Requirement:
Repeat all of the material exactly as given.

Data to process:
☆ ☆ ☆

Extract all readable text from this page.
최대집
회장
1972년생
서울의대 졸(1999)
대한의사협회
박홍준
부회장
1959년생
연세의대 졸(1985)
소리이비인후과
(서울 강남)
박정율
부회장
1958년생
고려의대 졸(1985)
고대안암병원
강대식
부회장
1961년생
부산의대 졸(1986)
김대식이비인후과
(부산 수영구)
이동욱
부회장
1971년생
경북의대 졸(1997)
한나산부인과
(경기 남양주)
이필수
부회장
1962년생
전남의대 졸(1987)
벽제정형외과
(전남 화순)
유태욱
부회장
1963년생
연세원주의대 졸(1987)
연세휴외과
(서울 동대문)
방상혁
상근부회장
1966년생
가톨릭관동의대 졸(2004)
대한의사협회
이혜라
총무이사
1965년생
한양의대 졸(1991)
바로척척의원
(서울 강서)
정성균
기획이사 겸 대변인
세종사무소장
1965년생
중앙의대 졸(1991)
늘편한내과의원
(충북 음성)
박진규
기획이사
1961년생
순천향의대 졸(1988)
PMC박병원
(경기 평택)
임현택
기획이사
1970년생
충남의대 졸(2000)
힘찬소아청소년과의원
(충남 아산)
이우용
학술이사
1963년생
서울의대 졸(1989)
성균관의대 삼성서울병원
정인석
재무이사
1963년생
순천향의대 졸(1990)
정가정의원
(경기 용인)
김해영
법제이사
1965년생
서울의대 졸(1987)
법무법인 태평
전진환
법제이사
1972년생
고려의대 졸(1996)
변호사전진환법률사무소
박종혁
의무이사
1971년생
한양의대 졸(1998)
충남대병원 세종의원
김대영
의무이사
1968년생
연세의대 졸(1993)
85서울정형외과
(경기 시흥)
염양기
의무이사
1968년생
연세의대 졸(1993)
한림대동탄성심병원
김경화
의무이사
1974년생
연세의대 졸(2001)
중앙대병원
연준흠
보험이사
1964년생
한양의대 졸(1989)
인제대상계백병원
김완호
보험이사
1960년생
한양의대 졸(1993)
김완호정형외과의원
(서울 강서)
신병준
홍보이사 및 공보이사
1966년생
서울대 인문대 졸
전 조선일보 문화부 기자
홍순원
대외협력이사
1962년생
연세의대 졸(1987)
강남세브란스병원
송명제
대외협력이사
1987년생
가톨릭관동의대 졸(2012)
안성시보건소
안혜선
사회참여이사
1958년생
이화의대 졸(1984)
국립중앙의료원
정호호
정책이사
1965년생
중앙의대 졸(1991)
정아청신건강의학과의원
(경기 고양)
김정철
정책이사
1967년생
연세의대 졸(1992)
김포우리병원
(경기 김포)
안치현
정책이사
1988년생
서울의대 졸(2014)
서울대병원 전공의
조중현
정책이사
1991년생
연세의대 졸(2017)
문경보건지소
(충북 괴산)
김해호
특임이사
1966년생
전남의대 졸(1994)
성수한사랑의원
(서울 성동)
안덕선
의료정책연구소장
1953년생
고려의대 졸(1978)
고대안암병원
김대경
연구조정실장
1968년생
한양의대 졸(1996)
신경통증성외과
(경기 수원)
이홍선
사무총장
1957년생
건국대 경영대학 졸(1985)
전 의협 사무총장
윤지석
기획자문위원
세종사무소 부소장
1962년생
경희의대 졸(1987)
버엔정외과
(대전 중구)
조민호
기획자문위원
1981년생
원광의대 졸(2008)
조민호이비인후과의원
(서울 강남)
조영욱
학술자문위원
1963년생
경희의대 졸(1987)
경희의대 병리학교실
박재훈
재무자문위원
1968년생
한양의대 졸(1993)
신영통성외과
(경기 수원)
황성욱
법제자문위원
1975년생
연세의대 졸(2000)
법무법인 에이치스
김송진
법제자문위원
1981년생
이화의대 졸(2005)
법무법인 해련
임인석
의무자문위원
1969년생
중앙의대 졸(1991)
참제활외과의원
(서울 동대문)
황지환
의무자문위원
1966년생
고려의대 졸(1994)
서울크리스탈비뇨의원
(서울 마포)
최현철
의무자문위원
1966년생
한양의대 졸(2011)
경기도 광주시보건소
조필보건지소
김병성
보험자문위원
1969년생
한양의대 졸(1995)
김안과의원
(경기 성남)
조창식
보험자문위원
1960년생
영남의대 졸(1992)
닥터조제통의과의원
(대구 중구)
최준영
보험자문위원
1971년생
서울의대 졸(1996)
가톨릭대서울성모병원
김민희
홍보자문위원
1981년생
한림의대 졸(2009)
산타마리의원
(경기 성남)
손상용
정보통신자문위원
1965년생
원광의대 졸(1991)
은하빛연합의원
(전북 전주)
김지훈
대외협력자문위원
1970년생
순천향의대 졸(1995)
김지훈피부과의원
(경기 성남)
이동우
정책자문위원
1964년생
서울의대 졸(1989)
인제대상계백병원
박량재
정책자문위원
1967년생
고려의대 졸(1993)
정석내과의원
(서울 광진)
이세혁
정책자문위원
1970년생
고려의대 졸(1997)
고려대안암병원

☆ ☆ ☆

The output:
Extract all readable text from this page.
최대집
회장
1972년생
서울의대 졸(1999)
대한의사협회
박홍준
부회장
1959년생
연세의대 졸(1985)
소리이비인후과
(서울 강남)
박정율
부회장
1958년생
고려의대 졸(1985)
고대안암병원
강대식
부회장
1961년생
부산의대 졸(1986)
김대식이비인후과
(부산 수영구)
이동욱
부회장
1971년생
경북의대 졸(1997)
한나산부인과
(경기 남양주)
이필수
부회장
1962년생
전남의대 졸(1987)
벽제정형외과
(전남 화순)
유태욱
부회장
1963년생
연세원주의대 졸(1987)
연세휴외과
(서울 동대문)
방상혁
상근부회장
1966년생
가톨릭관동의대 졸(2004)
대한의사협회
이혜라
총무이사
1965년생
한양의대 졸(1991)
바로척척의원
(서울 강서)
정성균
기획이사 겸 대변인
세종사무소장
1965년생
중앙의대 졸(1991)
늘편한내과의원
(충북 음성)
박진규
기획이사
1961년생
순천향의대 졸(1988)
PMC박병원
(경기 평택)
임현택
기획이사
1970년생
충남의대 졸(2000)
힘찬소아청소년과의원
(충남 아산)
이우용
학술이사
1963년생
서울의대 졸(1989)
성균관의대 삼성서울병원
정인석
재무이사
1963년생
순천향의대 졸(1990)
정가정의원
(경기 용인)
김해영
법제이사
1965년생
서울의대 졸(1987)
법무법인 태평
전진환
법제이사
1972년생
고려의대 졸(1996)
변호사전진환법률사무소
박종혁
의무이사
1971년생
한양의대 졸(1998)
충남대병원 세종의원
김대영
의무이사
1968년생
연세의대 졸(1993)
85서울정형외과
(경기 시흥)
염양기
의무이사
1968년생
연세의대 졸(1993)
한림대동탄성심병원
김경화
의무이사
1974년생
연세의대 졸(2001)
중앙대병원
연준흠
보험이사
1964년생
한양의대 졸(1989)
인제대상계백병원
김완호
보험이사
1960년생
한양의대 졸(1993)
김완호정형외과의원
(서울 강서)
신병준
홍보이사 및 공보이사
1966년생
서울대 인문대 졸
전 조선일보 문화부 기자
홍순원
대외협력이사
1962년생
연세의대 졸(1987)
강남세브란스병원
송명제
대외협력이사
1987년생
가톨릭관동의대 졸(2012)
안성시보건소
안혜선
사회참여이사
1958년생
이화의대 졸(1984)
국립중앙의료원
정호호
정책이사
1965년생
중앙의대 졸(1991)
정아청신건강의학과의원
(경기 고양)
김정철
정책이사
1967년생
연세의대 졸(1992)
김포우리병원
(경기 김포)
안치현
정책이사
1988년생
서울의대 졸(2014)
서울대병원 전공의
조중현
정책이사
1991년생
연세의대 졸(2017)
문경보건지소
(충북 괴산)
김해호
특임이사
1966년생
전남의대 졸(1994)
성수한사랑의원
(서울 성동)
안덕선
의료정책연구소장
1953년생
고려의대 졸(1978)
고대안암병원
김대경
연구조정실장
1968년생
한양의대 졸(1996)
신경통증성외과
(경기 수원)
이홍선
사무총장
1957년생
건국대 경영대학 졸(1985)
전 의협 사무총장
윤지석
기획자문위원
세종사무소 부소장
1962년생
경희의대 졸(1987)
버엔정외과
(대전 중구)
조민호
기획자문위원
1981년생
원광의대 졸(2008)
조민호이비인후과의원
(서울 강남)
조영욱
학술자문위원
1963년생
경희의대 졸(1987)
경희의대 병리학교실
박재훈
재무자문위원
1968년생
한양의대 졸(1993)
신영통성외과
(경기 수원)
황성욱
법제자문위원
1975년생
연세의대 졸(2000)
법무법인 에이치스
김송진
법제자문위원
1981년생
이화의대 졸(2005)
법무법인 해련
임인석
의무자문위원
1969년생
중앙의대 졸(1991)
참제활외과의원
(서울 동대문)
황지환
의무자문위원
1966년생
고려의대 졸(1994)
서울크리스탈비뇨의원
(서울 마포)
최현철
의무자문위원
1966년생
한양의대 졸(2011)
경기도 광주시보건소
조필보건지소
김병성
보험자문위원
1969년생
한양의대 졸(1995)
김안과의원
(경기 성남)
조창식
보험자문위원
1960년생
영남의대 졸(1992)
닥터조제통의과의원
(대구 중구)
최준영
보험자문위원
1971년생
서울의대 졸(1996)
가톨릭대서울성모병원
김민희
홍보자문위원
1981년생
한림의대 졸(2009)
산타마리의원
(경기 성남)
손상용
정보통신자문위원
1965년생
원광의대 졸(1991)
은하빛연합의원
(전북 전주)
김지훈
대외협력자문위원
1970년생
순천향의대 졸(1995)
김지훈피부과의원
(경기 성남)
이동우
정책자문위원
1964년생
서울의대 졸(1989)
인제대상계백병원
박량재
정책자문위원
1967년생
고려의대 졸(1993)
정석내과의원
(서울 광진)
이세혁
정책자문위원
1970년생
고려의대 졸(1997)
고려대안암병원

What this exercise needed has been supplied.